EXERCISE PROMPT:
Which lines in the records below contain the word "coincidences"? Copy each of them.

Rows from a figure dataset
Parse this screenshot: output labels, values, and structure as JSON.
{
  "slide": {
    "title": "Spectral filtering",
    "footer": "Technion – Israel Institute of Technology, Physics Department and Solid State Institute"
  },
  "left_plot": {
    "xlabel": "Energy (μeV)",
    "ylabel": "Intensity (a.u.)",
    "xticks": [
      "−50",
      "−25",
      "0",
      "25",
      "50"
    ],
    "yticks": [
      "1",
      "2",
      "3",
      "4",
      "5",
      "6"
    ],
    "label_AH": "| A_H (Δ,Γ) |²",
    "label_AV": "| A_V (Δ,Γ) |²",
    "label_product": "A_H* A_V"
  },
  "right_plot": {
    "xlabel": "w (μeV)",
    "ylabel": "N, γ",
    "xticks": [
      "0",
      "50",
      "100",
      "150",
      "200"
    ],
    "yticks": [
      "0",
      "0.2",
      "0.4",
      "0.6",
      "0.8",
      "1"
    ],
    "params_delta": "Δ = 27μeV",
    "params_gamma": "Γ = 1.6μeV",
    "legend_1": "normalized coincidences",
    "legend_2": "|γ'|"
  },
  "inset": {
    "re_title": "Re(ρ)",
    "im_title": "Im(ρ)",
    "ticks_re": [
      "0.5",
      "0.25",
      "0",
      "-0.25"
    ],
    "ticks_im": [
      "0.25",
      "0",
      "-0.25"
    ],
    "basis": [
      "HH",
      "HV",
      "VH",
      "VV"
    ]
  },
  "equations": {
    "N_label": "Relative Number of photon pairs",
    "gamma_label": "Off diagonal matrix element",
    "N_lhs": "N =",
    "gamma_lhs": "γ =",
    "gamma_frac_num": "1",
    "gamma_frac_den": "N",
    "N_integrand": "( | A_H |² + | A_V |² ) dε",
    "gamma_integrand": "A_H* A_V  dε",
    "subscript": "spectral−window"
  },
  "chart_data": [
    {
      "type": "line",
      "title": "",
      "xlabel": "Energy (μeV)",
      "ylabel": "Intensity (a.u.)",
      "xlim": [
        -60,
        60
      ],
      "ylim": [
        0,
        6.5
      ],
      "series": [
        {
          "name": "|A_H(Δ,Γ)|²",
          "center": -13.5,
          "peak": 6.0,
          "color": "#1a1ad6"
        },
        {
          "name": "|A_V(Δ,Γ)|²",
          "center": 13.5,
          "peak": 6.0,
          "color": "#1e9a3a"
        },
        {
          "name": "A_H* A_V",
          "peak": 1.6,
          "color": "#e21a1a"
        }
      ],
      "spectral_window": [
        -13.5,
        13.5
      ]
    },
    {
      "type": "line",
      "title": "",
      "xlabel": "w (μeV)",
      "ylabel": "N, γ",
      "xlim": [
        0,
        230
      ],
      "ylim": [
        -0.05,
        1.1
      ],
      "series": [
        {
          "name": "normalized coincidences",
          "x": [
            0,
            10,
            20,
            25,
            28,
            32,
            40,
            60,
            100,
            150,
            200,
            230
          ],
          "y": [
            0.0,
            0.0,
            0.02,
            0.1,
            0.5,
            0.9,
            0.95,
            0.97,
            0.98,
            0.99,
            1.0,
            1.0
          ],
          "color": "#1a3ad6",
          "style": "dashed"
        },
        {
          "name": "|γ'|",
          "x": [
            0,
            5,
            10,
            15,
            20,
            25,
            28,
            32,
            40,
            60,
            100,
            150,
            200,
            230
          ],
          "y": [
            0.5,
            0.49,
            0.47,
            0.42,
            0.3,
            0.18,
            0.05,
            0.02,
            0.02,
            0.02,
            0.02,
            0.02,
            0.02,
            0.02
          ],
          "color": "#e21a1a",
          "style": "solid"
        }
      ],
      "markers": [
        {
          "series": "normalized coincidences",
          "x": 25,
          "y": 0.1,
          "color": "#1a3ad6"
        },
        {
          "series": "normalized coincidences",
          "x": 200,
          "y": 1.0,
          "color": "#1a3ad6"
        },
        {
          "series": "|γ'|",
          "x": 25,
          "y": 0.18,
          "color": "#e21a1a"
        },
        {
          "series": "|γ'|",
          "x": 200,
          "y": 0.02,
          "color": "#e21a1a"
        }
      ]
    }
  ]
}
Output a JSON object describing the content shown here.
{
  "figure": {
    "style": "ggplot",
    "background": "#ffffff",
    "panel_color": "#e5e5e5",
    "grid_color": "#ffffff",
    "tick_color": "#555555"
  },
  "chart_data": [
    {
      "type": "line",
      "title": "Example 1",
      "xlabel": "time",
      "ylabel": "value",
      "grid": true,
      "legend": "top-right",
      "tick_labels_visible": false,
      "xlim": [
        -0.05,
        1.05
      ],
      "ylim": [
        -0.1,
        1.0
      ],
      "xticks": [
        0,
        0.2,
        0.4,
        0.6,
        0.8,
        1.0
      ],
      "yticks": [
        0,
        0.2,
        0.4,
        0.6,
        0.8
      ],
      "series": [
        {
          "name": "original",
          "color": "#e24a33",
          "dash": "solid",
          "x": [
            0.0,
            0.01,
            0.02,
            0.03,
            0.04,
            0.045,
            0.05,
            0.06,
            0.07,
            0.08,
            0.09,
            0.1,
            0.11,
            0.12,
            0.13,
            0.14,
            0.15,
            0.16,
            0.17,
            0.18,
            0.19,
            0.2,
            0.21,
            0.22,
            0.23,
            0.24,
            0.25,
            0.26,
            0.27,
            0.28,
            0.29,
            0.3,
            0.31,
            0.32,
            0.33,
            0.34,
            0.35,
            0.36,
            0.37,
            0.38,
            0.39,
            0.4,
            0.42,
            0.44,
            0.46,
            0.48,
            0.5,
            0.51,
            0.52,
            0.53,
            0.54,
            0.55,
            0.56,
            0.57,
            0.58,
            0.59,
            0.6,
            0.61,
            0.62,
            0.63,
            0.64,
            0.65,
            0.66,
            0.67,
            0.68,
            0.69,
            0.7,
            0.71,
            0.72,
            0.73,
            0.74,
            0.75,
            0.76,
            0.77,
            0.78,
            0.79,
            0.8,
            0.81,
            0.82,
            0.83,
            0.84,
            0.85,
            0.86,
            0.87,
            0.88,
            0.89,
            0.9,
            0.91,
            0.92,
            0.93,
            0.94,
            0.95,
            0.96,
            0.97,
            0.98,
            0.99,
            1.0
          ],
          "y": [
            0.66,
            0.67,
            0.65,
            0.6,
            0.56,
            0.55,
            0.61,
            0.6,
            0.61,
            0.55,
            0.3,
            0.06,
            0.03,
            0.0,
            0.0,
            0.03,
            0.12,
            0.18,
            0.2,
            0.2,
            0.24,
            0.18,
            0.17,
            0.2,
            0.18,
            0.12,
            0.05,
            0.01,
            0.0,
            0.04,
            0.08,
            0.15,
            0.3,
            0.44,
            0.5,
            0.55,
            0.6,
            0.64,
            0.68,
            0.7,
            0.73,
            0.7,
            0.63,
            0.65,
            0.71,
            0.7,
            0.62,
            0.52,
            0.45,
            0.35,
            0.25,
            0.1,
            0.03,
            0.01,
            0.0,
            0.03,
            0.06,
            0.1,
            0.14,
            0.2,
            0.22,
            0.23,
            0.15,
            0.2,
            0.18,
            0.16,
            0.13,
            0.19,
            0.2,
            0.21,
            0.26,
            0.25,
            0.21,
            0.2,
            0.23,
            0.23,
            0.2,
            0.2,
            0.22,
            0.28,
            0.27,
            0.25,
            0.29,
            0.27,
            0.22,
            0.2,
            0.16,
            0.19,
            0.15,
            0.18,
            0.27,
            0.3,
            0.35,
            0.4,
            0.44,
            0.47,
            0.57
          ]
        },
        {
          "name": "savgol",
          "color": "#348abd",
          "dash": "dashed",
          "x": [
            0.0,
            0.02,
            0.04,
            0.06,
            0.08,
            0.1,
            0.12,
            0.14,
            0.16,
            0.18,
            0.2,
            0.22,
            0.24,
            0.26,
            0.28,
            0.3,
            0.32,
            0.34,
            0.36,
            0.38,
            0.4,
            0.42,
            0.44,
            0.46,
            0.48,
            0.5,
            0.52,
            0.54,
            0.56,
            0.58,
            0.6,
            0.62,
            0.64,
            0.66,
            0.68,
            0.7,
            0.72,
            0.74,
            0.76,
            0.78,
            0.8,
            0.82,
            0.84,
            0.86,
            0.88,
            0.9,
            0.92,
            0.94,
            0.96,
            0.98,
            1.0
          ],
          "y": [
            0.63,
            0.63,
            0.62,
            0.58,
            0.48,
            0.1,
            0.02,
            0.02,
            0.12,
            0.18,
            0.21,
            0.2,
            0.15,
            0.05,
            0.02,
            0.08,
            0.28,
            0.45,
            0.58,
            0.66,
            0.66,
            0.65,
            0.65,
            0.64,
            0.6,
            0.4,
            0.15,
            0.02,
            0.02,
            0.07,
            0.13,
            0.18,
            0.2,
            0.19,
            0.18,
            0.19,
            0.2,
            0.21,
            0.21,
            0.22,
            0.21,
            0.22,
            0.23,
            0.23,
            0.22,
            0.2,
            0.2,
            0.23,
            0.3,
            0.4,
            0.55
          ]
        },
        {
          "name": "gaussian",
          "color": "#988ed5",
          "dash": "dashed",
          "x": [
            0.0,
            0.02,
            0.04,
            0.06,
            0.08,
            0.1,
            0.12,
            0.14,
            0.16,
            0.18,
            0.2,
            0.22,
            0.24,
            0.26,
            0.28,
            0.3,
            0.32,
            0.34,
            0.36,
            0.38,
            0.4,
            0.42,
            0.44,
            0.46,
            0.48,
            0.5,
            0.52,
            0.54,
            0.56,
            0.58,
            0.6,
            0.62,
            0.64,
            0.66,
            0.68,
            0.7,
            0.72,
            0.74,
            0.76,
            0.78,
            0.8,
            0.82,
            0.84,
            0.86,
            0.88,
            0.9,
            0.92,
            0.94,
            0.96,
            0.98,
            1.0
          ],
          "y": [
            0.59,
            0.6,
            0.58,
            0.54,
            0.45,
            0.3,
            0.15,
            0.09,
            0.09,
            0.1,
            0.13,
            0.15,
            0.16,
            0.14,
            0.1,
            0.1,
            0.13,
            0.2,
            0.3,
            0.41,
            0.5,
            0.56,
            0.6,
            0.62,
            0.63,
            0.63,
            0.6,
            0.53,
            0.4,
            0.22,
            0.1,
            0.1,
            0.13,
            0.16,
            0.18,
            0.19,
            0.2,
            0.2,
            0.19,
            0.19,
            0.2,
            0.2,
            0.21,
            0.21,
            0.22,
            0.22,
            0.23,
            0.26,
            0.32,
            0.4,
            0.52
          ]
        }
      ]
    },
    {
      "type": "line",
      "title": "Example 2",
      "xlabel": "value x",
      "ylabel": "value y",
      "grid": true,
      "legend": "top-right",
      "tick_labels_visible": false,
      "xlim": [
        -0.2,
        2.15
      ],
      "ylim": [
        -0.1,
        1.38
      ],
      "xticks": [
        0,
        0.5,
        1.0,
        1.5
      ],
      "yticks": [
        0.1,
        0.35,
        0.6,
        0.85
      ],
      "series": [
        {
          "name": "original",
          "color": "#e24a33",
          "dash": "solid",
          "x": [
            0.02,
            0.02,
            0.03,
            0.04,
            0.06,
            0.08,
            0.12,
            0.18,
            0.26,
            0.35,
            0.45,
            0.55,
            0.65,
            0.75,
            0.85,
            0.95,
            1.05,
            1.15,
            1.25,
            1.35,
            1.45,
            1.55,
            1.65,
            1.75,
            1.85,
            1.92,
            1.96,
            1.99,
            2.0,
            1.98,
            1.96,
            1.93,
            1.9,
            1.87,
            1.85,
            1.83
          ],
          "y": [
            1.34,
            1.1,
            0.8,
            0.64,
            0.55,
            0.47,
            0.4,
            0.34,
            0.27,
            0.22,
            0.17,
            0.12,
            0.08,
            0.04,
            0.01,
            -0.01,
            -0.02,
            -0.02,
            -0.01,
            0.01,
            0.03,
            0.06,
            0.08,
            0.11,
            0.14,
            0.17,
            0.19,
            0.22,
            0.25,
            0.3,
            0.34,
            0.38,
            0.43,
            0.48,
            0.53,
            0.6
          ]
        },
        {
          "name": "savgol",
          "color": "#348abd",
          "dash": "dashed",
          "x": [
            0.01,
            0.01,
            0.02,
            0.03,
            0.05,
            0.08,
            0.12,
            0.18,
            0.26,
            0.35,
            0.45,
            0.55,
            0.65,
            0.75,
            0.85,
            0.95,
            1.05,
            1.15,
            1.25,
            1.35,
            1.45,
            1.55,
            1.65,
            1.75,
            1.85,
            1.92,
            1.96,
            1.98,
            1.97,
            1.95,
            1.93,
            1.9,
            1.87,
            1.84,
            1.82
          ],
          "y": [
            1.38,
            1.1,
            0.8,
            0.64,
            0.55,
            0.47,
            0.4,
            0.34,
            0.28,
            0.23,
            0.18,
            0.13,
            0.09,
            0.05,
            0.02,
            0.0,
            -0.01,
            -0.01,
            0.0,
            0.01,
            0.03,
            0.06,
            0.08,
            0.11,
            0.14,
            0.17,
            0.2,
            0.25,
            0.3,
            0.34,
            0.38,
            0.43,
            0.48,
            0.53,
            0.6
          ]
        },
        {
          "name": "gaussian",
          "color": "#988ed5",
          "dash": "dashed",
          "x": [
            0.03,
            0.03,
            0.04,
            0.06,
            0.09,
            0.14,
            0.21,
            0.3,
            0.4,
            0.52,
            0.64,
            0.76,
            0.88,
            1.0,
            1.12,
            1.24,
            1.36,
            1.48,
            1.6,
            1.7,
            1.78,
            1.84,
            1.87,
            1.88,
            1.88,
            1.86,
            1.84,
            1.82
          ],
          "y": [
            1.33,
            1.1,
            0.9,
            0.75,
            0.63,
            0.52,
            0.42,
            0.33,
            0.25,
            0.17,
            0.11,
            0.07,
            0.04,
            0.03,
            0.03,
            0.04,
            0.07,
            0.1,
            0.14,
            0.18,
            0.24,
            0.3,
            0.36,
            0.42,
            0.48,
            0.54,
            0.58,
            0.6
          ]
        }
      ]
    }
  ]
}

OUTPUT FOR THIS EXERCISE:
    "legend_1": "normalized coincidences",
          "name": "normalized coincidences",
          "series": "normalized coincidences",
          "series": "normalized coincidences",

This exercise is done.